Aim:
Identify the lines holding "photo" and copy them.
──────── Supplied material
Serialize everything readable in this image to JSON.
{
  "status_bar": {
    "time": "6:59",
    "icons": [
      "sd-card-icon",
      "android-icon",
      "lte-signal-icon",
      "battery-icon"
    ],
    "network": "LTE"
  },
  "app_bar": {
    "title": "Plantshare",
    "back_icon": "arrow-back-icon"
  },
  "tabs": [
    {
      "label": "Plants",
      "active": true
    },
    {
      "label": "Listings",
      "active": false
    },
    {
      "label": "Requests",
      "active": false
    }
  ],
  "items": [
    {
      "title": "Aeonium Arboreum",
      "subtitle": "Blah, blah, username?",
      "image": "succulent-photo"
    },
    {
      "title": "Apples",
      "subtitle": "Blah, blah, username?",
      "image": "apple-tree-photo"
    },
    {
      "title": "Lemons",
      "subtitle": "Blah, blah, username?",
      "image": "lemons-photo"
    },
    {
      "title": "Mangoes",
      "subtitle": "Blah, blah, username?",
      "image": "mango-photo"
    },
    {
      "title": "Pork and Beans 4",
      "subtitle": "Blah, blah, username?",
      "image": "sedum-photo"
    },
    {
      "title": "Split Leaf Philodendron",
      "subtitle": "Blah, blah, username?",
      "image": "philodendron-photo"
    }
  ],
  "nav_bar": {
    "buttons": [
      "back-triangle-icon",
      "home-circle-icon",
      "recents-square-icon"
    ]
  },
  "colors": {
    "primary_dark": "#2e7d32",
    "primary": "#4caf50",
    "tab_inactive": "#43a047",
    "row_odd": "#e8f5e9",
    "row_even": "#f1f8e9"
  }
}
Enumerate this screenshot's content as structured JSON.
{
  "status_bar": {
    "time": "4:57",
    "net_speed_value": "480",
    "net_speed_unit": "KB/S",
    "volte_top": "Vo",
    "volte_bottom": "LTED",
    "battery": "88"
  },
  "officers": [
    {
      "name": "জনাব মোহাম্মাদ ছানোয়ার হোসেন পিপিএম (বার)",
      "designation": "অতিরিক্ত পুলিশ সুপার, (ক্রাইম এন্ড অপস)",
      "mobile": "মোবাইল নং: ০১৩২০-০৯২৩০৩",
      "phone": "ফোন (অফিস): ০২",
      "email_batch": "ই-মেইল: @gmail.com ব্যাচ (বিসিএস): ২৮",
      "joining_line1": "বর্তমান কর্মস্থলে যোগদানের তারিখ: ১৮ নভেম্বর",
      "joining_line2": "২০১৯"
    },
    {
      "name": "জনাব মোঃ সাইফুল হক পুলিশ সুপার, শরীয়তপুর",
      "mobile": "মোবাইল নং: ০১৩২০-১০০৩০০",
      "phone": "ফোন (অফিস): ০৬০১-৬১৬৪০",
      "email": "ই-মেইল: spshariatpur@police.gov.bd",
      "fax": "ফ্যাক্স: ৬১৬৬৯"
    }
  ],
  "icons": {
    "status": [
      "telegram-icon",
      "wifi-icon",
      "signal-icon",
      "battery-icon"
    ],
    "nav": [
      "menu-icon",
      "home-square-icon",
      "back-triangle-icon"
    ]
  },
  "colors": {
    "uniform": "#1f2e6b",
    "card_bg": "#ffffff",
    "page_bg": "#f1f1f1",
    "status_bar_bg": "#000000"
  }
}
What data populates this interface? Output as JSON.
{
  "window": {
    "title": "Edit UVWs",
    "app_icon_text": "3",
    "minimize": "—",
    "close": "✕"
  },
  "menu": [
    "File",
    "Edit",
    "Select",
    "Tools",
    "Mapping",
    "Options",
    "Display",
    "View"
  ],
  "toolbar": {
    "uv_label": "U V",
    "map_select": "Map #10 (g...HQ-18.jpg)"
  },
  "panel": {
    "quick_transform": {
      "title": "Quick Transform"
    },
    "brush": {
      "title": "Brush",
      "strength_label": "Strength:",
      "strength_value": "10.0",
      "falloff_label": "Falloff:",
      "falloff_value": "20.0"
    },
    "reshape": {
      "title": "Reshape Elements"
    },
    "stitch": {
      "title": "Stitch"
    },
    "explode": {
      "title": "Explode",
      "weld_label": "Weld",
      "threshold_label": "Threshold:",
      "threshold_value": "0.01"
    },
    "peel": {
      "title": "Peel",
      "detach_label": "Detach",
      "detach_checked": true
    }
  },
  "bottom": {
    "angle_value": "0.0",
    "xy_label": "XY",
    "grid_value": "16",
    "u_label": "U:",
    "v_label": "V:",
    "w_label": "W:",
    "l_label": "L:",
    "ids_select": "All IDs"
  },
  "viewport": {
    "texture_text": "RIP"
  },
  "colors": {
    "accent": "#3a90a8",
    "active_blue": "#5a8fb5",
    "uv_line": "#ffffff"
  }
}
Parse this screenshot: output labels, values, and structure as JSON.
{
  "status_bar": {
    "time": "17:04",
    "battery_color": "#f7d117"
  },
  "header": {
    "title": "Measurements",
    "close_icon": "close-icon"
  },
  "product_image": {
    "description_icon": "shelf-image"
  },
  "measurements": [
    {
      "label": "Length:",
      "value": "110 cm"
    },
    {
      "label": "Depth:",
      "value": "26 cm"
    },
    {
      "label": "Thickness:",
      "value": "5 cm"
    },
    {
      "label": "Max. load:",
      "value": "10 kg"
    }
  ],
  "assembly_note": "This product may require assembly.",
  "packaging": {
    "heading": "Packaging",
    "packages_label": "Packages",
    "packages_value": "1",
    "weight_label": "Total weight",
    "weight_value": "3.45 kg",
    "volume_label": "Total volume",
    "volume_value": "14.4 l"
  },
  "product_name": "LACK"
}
────────────────
Written reply:
      "image": "succulent-photo"
      "image": "apple-tree-photo"
      "image": "lemons-photo"
      "image": "mango-photo"
      "image": "sedum-photo"
      "image": "philodendron-photo"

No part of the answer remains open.